#### Text to read:
========================================================================

China Daily: “China will boost the clean-up of thousands of millions of local government’s debt in 2012, so to guard against possible defaults that would hurt its banks, the country’s bankingregulator said Thursday.

The country will focus on cleaning up old loans made to local government financing vehicles(LGFV) while tightening new debt issues and raising cash to debt coverage ratios, China Banking Regulatory Commission (CBRC) said on its website.

The CBRC will strictly control the use of LGFV loans, while giving priority to key projects that are under construction, it said. The regulator will also improve risk monitoring and reclassify LGFV loans to relieve pressure from banks.

Local government debts had risen to 10.72 trillion yuan (1.7 trillion US dollars) by the end of 2010, accounting for about 26.9 percent of China’s gross domestic product, according to data released by the National Audit Office.

========================================================================

#### Extracted material:
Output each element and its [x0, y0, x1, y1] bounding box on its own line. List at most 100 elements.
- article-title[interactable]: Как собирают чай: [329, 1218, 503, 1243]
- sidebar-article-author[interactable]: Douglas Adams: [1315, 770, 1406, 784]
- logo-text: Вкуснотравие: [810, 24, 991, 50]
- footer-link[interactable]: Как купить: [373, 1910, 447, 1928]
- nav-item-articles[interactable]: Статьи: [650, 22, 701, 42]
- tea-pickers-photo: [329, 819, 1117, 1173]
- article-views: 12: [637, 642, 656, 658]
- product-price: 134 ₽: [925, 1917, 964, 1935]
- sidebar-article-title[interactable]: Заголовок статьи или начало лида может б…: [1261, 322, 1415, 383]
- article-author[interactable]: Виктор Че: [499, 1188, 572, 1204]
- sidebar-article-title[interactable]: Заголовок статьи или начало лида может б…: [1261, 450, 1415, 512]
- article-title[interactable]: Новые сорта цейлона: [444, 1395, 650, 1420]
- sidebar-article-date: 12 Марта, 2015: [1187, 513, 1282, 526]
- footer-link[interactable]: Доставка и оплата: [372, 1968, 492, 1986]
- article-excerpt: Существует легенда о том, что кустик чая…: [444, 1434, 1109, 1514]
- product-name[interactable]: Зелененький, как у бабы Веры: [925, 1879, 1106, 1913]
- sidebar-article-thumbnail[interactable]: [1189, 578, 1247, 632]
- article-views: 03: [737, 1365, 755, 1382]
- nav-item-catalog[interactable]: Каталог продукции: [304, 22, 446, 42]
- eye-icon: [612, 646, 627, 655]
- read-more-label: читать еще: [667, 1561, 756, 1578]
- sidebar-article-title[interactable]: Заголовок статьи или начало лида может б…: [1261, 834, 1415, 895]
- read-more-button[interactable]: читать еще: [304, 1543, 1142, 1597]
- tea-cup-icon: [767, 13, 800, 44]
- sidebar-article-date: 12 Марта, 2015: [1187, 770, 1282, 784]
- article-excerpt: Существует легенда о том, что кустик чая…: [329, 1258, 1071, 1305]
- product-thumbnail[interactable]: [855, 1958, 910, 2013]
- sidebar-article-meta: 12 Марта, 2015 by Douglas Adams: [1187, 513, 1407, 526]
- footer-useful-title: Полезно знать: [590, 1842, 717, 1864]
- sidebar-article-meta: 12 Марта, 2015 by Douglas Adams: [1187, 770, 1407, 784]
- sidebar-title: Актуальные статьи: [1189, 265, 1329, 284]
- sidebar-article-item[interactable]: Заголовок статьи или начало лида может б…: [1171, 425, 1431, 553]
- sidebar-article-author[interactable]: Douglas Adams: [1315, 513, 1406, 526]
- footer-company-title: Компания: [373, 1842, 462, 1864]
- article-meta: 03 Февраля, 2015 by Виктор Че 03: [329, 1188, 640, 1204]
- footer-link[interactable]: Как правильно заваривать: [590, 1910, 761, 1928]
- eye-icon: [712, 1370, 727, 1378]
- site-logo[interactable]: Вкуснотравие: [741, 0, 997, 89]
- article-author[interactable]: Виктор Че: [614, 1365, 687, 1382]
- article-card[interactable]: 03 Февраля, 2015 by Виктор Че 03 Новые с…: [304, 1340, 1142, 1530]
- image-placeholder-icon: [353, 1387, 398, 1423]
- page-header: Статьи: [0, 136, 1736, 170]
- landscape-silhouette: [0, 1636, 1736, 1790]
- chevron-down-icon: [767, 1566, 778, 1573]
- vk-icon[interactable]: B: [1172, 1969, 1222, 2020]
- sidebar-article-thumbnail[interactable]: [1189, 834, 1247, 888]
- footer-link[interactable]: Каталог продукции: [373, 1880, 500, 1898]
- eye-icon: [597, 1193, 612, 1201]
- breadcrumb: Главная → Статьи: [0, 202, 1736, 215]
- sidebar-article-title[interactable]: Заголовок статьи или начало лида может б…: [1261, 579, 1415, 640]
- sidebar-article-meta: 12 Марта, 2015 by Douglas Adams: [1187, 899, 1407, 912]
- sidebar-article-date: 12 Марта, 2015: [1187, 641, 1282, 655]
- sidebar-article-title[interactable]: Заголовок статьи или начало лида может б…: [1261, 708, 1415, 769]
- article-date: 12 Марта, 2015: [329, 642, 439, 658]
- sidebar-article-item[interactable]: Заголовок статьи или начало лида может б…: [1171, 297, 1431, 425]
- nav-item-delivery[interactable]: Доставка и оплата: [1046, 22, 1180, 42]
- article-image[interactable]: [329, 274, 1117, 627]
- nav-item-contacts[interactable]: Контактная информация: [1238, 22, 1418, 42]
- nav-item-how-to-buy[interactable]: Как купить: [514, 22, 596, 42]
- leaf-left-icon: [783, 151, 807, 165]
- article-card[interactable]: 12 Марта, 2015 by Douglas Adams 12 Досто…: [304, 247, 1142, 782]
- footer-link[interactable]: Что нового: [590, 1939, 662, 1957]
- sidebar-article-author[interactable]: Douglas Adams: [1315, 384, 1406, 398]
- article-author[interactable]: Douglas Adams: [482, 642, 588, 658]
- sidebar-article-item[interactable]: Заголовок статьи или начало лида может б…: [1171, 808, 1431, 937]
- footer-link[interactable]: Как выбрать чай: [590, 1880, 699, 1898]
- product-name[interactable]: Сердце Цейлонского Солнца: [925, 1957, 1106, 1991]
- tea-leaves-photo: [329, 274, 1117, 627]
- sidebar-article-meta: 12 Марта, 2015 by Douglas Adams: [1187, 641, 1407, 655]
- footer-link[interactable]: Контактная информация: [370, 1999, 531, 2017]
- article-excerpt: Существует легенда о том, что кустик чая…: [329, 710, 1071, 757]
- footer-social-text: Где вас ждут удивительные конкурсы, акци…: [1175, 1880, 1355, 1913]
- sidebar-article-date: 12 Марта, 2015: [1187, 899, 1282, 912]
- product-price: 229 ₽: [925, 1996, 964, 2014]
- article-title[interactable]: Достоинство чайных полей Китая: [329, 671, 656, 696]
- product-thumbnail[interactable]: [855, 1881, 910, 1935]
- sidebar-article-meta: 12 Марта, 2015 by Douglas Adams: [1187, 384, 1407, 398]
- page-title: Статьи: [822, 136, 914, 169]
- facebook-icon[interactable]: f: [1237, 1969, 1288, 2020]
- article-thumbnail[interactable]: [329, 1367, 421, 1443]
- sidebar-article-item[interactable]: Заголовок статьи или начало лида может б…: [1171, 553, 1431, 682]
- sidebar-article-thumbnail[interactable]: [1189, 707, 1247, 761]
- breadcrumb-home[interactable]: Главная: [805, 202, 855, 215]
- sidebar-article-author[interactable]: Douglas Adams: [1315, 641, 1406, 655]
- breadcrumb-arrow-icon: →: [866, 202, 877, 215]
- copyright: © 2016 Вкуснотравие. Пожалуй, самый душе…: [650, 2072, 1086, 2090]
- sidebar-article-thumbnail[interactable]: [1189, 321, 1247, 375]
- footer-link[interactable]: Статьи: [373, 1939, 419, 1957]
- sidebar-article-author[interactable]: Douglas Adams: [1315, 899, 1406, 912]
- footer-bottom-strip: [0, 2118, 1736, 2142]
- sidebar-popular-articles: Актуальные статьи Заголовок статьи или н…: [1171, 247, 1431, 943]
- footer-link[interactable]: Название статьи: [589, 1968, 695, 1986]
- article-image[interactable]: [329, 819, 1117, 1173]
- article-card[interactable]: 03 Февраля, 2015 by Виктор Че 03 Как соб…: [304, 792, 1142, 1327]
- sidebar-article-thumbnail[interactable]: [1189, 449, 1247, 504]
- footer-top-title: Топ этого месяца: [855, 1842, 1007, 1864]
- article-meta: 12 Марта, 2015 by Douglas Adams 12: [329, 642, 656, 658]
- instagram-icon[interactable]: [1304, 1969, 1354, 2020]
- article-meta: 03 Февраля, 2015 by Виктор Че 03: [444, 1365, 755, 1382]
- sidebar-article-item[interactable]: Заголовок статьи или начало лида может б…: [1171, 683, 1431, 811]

========================================================================

#### To do:
1. Output the passage of the article on China's local government debt starting at "The country wi" and ending at "n its website.", copied word for word.
2. Go on with the article on China's local government debt from its last sentence.

#### Task-by-task outputs:
1.
The country will focus on cleaning up old loans made to local government financing vehicles(LGFV) while tightening new debt issues and raising cash to debt coverage ratios, China Banking Regulatory Commission (CBRC) said on its website.

2.
Analysts fret that if a certain proportion of the loans have gone sour, it will push up non-performing loan ratios in the banking industry and threaten banks’ credit ratings.

Local governments typically invested the money they borrowed in building infrastructure. They also faced huge repayment pressure in 2011 and now also in 2012.”

http://www.chinadaily.com.cn/china/2012-03/02/content_14735361.htm

China is taking steps to rein in the extraordinary splurge it generated in the aftermath of the 2008-09 financial crisis by encouraging local government initiatives. It is primarily this LG debt that has caused China’s debt to GDP ratio to increase from less than 20% to over 40 % in two years.